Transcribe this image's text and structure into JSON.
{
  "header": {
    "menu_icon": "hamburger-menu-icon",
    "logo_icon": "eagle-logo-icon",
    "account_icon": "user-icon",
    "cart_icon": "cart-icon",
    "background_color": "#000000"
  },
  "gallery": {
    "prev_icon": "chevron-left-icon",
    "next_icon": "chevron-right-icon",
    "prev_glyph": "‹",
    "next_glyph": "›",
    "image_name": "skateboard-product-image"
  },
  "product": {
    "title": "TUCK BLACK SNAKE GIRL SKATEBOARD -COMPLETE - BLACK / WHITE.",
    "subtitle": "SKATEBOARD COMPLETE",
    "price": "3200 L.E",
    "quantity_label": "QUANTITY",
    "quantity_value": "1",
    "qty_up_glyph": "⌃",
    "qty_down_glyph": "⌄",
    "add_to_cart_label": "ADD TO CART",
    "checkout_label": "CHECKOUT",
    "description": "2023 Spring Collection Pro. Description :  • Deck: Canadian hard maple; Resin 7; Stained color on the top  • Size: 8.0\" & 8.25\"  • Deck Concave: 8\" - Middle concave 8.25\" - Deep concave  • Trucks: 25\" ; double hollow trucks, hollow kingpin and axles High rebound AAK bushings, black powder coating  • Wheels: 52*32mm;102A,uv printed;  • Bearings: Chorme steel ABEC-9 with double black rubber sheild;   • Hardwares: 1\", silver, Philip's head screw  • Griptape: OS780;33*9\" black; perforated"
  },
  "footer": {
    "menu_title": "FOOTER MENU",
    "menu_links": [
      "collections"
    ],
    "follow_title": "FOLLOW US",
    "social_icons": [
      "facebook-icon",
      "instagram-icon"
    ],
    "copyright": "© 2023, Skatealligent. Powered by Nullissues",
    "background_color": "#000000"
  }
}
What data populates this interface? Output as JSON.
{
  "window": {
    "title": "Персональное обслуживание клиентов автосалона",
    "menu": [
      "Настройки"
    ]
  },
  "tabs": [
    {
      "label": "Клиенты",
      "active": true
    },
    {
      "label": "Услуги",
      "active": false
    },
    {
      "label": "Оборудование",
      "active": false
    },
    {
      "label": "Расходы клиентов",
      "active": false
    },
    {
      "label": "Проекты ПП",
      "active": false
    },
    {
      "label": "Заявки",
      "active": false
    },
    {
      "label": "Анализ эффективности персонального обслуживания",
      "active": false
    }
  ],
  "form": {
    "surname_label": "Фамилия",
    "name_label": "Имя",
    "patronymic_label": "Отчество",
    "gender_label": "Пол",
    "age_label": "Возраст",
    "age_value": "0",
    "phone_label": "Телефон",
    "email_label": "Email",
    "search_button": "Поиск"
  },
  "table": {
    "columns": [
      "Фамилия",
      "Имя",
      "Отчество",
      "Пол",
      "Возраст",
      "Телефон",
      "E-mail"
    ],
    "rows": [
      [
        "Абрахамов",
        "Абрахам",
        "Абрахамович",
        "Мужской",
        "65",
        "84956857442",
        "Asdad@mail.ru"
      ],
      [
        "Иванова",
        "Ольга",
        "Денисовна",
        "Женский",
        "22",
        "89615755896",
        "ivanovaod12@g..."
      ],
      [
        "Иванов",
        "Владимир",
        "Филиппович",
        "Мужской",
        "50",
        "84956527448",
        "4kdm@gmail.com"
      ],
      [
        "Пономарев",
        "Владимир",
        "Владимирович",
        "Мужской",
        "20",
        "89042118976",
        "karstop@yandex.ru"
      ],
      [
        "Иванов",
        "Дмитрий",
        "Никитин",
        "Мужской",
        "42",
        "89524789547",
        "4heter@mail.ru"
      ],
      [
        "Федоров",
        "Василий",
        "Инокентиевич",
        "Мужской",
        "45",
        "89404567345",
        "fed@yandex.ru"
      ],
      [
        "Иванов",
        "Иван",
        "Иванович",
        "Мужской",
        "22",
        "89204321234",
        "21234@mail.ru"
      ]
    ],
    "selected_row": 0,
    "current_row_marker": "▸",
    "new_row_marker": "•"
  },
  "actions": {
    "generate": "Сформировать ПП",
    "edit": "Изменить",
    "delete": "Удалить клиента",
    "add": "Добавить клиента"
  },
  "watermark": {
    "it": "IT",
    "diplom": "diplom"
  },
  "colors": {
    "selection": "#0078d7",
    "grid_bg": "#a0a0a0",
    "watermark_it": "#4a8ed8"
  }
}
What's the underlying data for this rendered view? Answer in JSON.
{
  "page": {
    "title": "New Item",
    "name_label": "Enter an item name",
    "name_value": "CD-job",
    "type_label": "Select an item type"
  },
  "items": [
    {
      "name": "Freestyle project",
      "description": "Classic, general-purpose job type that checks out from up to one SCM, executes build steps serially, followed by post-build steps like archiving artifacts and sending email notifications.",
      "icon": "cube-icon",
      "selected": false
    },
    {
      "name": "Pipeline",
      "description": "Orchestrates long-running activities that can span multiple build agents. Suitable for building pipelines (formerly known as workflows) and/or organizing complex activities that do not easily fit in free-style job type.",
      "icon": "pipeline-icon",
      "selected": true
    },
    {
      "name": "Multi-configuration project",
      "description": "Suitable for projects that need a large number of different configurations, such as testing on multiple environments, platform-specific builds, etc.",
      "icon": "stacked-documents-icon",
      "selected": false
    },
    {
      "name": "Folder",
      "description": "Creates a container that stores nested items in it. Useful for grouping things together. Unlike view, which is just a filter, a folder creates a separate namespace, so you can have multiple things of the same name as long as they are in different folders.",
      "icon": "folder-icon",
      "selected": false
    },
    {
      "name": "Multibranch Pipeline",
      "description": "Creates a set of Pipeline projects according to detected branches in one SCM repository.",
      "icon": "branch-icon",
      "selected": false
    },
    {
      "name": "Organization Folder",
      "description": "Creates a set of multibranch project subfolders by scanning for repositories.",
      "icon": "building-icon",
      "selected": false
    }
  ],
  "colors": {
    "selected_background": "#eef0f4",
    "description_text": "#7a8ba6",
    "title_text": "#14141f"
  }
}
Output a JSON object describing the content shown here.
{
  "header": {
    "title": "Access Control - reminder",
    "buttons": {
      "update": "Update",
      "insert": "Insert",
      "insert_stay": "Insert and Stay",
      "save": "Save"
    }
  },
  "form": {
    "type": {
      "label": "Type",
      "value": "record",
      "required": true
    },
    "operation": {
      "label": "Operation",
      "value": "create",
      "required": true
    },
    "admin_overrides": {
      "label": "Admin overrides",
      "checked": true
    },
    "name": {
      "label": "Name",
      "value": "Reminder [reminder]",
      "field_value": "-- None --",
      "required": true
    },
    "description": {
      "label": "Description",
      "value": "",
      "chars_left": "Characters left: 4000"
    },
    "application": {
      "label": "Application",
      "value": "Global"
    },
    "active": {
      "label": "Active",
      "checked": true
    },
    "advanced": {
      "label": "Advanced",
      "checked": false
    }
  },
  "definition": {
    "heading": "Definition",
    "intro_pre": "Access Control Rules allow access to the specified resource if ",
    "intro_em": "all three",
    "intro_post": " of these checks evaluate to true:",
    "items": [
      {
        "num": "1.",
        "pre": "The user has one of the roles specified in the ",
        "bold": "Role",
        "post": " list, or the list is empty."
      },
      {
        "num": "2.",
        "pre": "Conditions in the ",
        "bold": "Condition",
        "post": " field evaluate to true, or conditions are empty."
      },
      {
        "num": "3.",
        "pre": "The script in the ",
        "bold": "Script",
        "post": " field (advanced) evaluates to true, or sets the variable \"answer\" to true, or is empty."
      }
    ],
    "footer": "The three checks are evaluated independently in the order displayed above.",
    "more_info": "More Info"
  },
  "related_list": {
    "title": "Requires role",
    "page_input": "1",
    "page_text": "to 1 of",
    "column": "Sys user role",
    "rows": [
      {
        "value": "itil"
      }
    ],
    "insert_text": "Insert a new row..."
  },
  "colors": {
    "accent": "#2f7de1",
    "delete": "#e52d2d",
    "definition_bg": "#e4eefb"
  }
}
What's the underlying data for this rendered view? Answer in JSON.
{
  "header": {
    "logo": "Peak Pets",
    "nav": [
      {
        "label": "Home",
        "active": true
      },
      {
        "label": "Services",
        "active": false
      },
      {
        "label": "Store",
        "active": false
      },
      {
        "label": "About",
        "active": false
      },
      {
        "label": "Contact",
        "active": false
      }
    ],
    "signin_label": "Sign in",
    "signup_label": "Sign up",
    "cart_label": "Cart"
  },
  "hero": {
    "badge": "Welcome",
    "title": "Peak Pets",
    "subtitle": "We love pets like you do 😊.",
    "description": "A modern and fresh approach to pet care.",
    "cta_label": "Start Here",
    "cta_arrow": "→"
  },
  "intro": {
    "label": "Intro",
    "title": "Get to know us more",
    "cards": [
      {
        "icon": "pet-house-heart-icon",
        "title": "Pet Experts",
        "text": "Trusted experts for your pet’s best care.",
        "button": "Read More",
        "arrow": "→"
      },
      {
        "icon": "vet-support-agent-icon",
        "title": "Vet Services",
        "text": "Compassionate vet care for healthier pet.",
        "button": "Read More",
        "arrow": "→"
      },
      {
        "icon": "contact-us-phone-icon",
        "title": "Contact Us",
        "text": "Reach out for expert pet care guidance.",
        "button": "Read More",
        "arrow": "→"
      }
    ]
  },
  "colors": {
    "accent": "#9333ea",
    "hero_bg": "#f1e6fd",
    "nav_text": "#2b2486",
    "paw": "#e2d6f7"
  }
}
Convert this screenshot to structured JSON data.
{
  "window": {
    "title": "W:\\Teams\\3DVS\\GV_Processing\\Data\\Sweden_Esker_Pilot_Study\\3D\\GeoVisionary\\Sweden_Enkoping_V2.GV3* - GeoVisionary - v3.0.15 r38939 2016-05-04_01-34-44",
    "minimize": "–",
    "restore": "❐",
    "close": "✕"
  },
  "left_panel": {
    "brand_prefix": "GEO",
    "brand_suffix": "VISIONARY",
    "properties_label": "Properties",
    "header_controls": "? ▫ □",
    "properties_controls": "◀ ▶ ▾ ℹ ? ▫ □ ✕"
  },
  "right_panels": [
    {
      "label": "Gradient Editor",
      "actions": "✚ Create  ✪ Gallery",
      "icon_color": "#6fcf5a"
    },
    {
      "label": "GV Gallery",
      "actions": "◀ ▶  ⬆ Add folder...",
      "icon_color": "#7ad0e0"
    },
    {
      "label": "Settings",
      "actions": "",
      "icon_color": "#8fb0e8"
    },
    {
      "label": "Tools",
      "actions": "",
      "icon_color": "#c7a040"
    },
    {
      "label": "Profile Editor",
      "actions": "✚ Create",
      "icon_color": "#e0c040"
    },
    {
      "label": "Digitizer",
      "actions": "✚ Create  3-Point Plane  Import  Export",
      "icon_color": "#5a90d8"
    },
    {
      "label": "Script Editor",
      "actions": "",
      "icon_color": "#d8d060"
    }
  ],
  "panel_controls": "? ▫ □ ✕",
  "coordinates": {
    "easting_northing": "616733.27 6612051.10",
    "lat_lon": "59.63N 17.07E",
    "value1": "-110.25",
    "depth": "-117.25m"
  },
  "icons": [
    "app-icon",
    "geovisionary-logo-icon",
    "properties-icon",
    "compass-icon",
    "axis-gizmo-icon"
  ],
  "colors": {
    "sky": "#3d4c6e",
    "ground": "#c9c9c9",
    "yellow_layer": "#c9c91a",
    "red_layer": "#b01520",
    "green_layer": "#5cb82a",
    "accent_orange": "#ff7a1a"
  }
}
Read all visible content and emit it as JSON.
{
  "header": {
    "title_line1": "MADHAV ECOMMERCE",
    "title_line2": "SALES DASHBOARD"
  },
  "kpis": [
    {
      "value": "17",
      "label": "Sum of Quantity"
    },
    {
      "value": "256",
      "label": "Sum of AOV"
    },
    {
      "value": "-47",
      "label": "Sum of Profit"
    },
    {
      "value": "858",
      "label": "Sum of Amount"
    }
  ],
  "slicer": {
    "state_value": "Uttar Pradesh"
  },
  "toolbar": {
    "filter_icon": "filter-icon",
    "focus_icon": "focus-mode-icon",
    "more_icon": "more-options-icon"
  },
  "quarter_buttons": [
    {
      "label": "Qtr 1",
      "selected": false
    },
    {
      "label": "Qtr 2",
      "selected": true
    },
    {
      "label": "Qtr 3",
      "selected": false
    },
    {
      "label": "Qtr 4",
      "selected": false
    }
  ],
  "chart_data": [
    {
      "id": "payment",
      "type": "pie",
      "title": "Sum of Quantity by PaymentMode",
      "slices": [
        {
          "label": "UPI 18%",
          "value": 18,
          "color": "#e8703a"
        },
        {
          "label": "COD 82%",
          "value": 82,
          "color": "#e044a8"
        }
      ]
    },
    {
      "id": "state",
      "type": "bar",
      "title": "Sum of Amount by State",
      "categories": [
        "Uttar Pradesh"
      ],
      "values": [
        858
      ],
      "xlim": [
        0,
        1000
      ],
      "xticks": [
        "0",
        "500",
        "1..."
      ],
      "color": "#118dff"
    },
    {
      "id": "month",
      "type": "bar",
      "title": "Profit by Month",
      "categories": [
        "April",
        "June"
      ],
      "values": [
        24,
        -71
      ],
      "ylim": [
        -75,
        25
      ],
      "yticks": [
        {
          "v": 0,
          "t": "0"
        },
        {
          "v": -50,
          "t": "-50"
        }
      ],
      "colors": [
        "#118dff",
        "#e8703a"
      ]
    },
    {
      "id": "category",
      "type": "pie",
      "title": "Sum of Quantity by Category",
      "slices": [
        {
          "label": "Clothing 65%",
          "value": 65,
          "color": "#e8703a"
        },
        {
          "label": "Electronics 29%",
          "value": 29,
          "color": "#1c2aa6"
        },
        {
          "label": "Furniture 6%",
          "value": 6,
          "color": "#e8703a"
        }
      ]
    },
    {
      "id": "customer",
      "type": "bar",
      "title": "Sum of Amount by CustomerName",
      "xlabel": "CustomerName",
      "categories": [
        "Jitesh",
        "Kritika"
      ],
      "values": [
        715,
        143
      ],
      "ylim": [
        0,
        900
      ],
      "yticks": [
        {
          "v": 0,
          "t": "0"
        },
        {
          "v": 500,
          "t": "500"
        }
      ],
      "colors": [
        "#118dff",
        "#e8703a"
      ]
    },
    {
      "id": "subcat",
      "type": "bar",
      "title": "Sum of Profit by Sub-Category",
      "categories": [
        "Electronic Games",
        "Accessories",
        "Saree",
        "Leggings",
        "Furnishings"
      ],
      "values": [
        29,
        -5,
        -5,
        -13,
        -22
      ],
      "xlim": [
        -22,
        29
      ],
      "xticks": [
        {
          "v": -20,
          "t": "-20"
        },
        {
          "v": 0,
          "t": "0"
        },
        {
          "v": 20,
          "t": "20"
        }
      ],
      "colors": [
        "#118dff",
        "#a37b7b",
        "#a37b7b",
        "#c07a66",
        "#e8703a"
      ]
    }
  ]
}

--- --- ---

Your instructions: Identify all lines in the records above with the word "product".

Result for this exercise:
    "image_name": "skateboard-product-image"
  "product": {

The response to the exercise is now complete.